=== What is required ===
The records that follow are to be transcribed in full, without their images.

[Records from a data source]
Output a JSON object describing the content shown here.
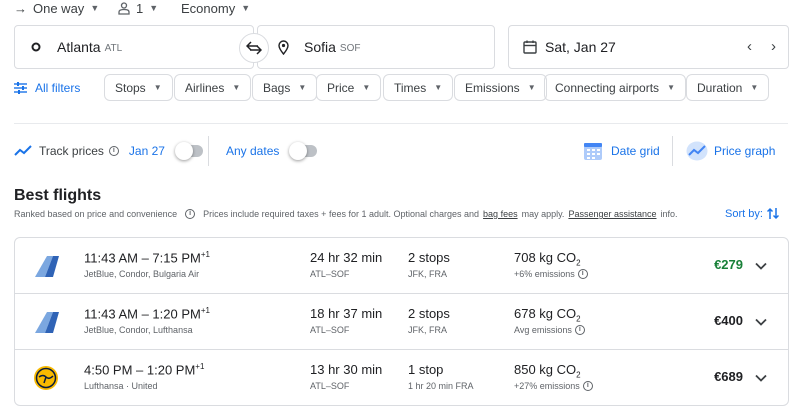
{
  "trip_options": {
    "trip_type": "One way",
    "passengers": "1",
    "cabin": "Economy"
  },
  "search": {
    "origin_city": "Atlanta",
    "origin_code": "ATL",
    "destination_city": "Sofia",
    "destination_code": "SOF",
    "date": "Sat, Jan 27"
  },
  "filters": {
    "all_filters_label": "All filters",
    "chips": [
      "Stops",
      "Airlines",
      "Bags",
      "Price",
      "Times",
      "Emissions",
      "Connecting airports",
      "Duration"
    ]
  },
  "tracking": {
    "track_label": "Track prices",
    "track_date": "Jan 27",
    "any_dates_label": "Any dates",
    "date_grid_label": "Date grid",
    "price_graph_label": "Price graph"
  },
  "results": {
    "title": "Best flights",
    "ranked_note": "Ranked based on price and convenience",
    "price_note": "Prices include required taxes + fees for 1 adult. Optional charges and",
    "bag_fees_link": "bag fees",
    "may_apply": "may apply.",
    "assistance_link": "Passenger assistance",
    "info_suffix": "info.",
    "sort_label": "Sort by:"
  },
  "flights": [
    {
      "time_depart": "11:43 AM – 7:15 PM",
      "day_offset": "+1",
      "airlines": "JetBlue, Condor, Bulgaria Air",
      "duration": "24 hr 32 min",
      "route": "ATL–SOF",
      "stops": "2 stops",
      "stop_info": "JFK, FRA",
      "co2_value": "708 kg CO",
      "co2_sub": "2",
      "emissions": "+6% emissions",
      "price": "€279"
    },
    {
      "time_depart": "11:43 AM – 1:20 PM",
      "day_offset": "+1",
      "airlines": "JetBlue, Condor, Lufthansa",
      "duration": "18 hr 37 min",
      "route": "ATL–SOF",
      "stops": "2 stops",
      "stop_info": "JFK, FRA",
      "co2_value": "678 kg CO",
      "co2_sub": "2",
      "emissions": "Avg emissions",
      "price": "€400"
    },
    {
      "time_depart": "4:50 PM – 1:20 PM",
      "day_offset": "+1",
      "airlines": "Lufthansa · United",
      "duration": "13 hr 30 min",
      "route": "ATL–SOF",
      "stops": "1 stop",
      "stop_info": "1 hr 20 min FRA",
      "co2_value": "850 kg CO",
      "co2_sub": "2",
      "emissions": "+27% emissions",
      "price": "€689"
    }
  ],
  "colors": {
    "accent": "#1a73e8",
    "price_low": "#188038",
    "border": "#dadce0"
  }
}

=== Final answer ===
Output a JSON object describing the content shown here.
{
  "trip_options": {
    "trip_type": "One way",
    "passengers": "1",
    "cabin": "Economy"
  },
  "search": {
    "origin_city": "Atlanta",
    "origin_code": "ATL",
    "destination_city": "Sofia",
    "destination_code": "SOF",
    "date": "Sat, Jan 27"
  },
  "filters": {
    "all_filters_label": "All filters",
    "chips": [
      "Stops",
      "Airlines",
      "Bags",
      "Price",
      "Times",
      "Emissions",
      "Connecting airports",
      "Duration"
    ]
  },
  "tracking": {
    "track_label": "Track prices",
    "track_date": "Jan 27",
    "any_dates_label": "Any dates",
    "date_grid_label": "Date grid",
    "price_graph_label": "Price graph"
  },
  "results": {
    "title": "Best flights",
    "ranked_note": "Ranked based on price and convenience",
    "price_note": "Prices include required taxes + fees for 1 adult. Optional charges and",
    "bag_fees_link": "bag fees",
    "may_apply": "may apply.",
    "assistance_link": "Passenger assistance",
    "info_suffix": "info.",
    "sort_label": "Sort by:"
  },
  "flights": [
    {
      "time_depart": "11:43 AM – 7:15 PM",
      "day_offset": "+1",
      "airlines": "JetBlue, Condor, Bulgaria Air",
      "duration": "24 hr 32 min",
      "route": "ATL–SOF",
      "stops": "2 stops",
      "stop_info": "JFK, FRA",
      "co2_value": "708 kg CO",
      "co2_sub": "2",
      "emissions": "+6% emissions",
      "price": "€279"
    },
    {
      "time_depart": "11:43 AM – 1:20 PM",
      "day_offset": "+1",
      "airlines": "JetBlue, Condor, Lufthansa",
      "duration": "18 hr 37 min",
      "route": "ATL–SOF",
      "stops": "2 stops",
      "stop_info": "JFK, FRA",
      "co2_value": "678 kg CO",
      "co2_sub": "2",
      "emissions": "Avg emissions",
      "price": "€400"
    },
    {
      "time_depart": "4:50 PM – 1:20 PM",
      "day_offset": "+1",
      "airlines": "Lufthansa · United",
      "duration": "13 hr 30 min",
      "route": "ATL–SOF",
      "stops": "1 stop",
      "stop_info": "1 hr 20 min FRA",
      "co2_value": "850 kg CO",
      "co2_sub": "2",
      "emissions": "+27% emissions",
      "price": "€689"
    }
  ],
  "colors": {
    "accent": "#1a73e8",
    "price_low": "#188038",
    "border": "#dadce0"
  }
}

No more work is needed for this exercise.